Bounding box annotations

▼

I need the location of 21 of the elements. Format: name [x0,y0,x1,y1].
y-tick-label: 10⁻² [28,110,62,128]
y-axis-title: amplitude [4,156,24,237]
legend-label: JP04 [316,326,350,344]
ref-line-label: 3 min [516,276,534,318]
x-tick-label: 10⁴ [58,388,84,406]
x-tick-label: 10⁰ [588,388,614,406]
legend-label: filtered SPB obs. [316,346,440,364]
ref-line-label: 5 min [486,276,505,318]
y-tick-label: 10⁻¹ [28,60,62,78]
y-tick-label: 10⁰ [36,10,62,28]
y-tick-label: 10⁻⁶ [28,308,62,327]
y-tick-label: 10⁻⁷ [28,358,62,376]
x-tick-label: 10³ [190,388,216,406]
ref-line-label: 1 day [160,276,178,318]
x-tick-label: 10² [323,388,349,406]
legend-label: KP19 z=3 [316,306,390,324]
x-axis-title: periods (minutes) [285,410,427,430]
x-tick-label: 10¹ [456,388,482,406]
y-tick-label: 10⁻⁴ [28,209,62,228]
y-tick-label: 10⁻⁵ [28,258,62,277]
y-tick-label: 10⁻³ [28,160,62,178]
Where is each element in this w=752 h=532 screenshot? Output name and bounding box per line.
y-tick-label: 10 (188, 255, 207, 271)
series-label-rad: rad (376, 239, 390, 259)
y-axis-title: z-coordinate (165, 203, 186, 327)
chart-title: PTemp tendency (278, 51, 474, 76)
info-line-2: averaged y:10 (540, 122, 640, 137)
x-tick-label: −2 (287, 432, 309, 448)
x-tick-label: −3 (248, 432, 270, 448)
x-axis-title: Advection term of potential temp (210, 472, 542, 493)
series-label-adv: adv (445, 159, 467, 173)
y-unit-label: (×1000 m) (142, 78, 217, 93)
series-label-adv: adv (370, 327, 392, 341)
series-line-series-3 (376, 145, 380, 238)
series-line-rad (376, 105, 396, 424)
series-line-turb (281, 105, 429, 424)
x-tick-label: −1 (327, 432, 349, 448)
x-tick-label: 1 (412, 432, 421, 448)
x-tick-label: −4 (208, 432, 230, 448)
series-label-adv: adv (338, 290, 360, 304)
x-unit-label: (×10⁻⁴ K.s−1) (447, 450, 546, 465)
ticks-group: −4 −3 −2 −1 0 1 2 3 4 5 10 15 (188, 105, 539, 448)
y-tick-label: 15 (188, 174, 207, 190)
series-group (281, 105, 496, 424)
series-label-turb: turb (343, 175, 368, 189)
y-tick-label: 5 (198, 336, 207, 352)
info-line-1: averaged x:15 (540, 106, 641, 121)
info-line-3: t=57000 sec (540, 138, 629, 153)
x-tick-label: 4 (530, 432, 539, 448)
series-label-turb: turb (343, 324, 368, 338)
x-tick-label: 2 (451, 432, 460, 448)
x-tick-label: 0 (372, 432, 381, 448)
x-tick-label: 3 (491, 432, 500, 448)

▲

Short task:
Reproduce each line of the items above verbatim, covering all of them.

The response:
I need the location of 21 of the elements. Format: name [x0,y0,x1,y1].
y-tick-label: 10⁻² [28,110,62,128]
y-axis-title: amplitude [4,156,24,237]
legend-label: JP04 [316,326,350,344]
ref-line-label: 3 min [516,276,534,318]
x-tick-label: 10⁴ [58,388,84,406]
x-tick-label: 10⁰ [588,388,614,406]
legend-label: filtered SPB obs. [316,346,440,364]
ref-line-label: 5 min [486,276,505,318]
y-tick-label: 10⁻¹ [28,60,62,78]
y-tick-label: 10⁰ [36,10,62,28]
y-tick-label: 10⁻⁶ [28,308,62,327]
y-tick-label: 10⁻⁷ [28,358,62,376]
x-tick-label: 10³ [190,388,216,406]
ref-line-label: 1 day [160,276,178,318]
x-tick-label: 10² [323,388,349,406]
legend-label: KP19 z=3 [316,306,390,324]
x-axis-title: periods (minutes) [285,410,427,430]
x-tick-label: 10¹ [456,388,482,406]
y-tick-label: 10⁻⁴ [28,209,62,228]
y-tick-label: 10⁻⁵ [28,258,62,277]
y-tick-label: 10⁻³ [28,160,62,178]
Where is each element in this w=752 h=532 screenshot? Output name and bounding box per line.
y-tick-label: 10 (188, 255, 207, 271)
series-label-rad: rad (376, 239, 390, 259)
y-axis-title: z-coordinate (165, 203, 186, 327)
chart-title: PTemp tendency (278, 51, 474, 76)
info-line-2: averaged y:10 (540, 122, 640, 137)
x-tick-label: −2 (287, 432, 309, 448)
x-tick-label: −3 (248, 432, 270, 448)
x-axis-title: Advection term of potential temp (210, 472, 542, 493)
series-label-adv: adv (445, 159, 467, 173)
y-unit-label: (×1000 m) (142, 78, 217, 93)
series-label-adv: adv (370, 327, 392, 341)
series-line-series-3 (376, 145, 380, 238)
series-line-rad (376, 105, 396, 424)
series-line-turb (281, 105, 429, 424)
x-tick-label: −1 (327, 432, 349, 448)
x-tick-label: 1 (412, 432, 421, 448)
x-tick-label: −4 (208, 432, 230, 448)
series-label-adv: adv (338, 290, 360, 304)
x-unit-label: (×10⁻⁴ K.s−1) (447, 450, 546, 465)
ticks-group: −4 −3 −2 −1 0 1 2 3 4 5 10 15 (188, 105, 539, 448)
y-tick-label: 15 (188, 174, 207, 190)
series-group (281, 105, 496, 424)
series-label-turb: turb (343, 175, 368, 189)
y-tick-label: 5 (198, 336, 207, 352)
info-line-1: averaged x:15 (540, 106, 641, 121)
info-line-3: t=57000 sec (540, 138, 629, 153)
x-tick-label: 4 (530, 432, 539, 448)
series-label-turb: turb (343, 324, 368, 338)
x-tick-label: 2 (451, 432, 460, 448)
x-tick-label: 0 (372, 432, 381, 448)
x-tick-label: 3 (491, 432, 500, 448)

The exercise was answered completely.